EXERCISE GOAL:
Scan the material below for the string "mold", and copy every line where it shows up.
-- Start DATA FOR THIS TASK --
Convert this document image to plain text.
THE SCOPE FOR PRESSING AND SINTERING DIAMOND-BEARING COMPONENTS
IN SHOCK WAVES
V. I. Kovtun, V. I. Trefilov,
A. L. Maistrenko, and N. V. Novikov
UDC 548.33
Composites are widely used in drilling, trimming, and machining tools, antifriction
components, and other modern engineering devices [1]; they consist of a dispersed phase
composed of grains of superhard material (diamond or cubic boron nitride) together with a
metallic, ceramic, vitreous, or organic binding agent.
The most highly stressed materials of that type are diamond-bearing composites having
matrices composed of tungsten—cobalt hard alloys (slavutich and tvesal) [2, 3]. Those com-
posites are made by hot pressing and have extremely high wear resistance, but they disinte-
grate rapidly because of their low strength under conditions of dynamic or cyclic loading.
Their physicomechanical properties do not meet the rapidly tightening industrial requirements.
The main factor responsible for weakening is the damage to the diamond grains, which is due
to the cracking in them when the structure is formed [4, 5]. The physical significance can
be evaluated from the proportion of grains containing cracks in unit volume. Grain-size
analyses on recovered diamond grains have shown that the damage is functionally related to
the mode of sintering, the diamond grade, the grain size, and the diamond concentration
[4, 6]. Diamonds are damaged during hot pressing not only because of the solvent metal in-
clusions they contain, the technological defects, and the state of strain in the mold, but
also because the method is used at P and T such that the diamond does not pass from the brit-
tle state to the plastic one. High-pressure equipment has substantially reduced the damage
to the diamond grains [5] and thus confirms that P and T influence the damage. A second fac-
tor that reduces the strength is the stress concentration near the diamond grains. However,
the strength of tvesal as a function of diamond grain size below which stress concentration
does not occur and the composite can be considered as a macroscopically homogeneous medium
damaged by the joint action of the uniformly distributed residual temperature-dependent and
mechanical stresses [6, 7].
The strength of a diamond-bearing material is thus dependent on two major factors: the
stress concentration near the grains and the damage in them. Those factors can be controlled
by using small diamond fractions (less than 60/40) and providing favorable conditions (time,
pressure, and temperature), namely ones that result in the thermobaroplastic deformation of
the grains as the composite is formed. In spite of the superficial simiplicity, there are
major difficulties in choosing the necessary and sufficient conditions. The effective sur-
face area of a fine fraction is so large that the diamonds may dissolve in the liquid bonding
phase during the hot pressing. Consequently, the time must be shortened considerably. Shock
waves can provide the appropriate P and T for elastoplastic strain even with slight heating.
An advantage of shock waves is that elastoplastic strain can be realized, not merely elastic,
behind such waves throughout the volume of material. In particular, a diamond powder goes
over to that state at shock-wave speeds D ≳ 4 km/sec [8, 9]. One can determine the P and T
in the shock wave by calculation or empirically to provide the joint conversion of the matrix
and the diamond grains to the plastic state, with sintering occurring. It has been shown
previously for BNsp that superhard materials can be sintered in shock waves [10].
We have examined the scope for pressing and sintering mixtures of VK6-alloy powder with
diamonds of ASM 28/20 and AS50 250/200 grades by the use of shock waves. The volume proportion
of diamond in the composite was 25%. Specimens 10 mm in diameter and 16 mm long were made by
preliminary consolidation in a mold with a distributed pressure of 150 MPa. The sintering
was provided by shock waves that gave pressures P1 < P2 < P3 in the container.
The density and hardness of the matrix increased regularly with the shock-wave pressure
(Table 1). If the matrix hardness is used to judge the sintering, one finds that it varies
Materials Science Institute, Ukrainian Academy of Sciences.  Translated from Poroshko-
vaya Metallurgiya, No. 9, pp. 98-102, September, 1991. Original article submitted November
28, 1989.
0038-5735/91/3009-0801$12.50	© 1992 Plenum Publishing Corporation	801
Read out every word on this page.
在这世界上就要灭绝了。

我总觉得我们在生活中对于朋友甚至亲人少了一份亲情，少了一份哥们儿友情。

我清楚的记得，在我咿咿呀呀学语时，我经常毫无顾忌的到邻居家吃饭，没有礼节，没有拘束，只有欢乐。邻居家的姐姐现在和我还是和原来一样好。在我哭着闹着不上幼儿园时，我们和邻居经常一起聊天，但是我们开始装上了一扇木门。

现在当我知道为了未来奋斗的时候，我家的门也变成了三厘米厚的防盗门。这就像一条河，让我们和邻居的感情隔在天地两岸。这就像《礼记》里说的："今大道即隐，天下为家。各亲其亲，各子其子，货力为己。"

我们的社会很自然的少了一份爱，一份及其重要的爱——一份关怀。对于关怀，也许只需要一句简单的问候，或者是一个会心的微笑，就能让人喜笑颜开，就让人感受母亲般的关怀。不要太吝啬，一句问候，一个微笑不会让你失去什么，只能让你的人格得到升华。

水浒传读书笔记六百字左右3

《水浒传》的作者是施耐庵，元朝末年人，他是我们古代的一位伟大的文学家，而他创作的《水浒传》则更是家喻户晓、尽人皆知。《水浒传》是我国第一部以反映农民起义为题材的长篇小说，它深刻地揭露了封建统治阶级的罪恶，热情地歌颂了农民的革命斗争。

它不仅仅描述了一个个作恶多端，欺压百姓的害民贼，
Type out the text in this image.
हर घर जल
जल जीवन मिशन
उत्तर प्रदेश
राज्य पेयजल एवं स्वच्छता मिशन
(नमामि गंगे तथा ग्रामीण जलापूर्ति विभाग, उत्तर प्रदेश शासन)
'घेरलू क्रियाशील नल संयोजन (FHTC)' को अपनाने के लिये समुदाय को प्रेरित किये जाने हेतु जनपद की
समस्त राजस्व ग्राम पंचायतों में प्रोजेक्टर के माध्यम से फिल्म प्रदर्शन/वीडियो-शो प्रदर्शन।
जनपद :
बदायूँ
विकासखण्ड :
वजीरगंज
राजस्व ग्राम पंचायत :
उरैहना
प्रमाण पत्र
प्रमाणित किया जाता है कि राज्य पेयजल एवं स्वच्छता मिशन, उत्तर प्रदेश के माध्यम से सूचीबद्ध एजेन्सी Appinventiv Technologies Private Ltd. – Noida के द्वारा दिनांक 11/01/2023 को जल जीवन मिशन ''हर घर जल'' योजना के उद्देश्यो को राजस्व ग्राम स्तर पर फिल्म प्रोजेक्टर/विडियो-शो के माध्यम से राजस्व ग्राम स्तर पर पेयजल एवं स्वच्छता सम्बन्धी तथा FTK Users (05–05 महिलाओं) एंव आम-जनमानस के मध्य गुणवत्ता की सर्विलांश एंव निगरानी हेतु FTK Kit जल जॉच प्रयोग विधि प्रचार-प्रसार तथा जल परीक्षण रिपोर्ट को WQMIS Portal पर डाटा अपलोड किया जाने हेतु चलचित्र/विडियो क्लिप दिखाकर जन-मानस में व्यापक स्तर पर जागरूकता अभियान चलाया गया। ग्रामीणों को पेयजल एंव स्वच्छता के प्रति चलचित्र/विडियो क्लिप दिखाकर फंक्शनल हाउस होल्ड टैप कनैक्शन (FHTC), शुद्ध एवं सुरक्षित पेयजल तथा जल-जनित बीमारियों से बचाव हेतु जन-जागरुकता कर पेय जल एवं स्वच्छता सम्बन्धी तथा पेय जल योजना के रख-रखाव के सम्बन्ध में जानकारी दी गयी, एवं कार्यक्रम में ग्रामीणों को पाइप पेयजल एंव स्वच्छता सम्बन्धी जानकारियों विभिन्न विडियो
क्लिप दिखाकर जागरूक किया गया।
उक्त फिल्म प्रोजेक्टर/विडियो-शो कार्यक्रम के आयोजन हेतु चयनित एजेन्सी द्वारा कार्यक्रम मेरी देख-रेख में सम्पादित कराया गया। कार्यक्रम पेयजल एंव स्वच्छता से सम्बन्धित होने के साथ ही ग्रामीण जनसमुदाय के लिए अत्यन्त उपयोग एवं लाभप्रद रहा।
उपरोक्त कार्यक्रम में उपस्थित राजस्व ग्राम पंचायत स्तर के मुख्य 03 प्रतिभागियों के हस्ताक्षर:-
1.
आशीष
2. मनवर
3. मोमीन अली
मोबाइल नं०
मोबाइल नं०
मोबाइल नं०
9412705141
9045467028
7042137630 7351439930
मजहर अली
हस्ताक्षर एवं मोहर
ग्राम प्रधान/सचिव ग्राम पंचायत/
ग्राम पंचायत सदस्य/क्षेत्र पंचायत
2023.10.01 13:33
-- End DATA FOR THIS TASK --
RESPONSE TO THIS TASK:
clusions they contain, the technological defects, and the state of strain in the mold, but
preliminary consolidation in a mold with a distributed pressure of 150 MPa. The sintering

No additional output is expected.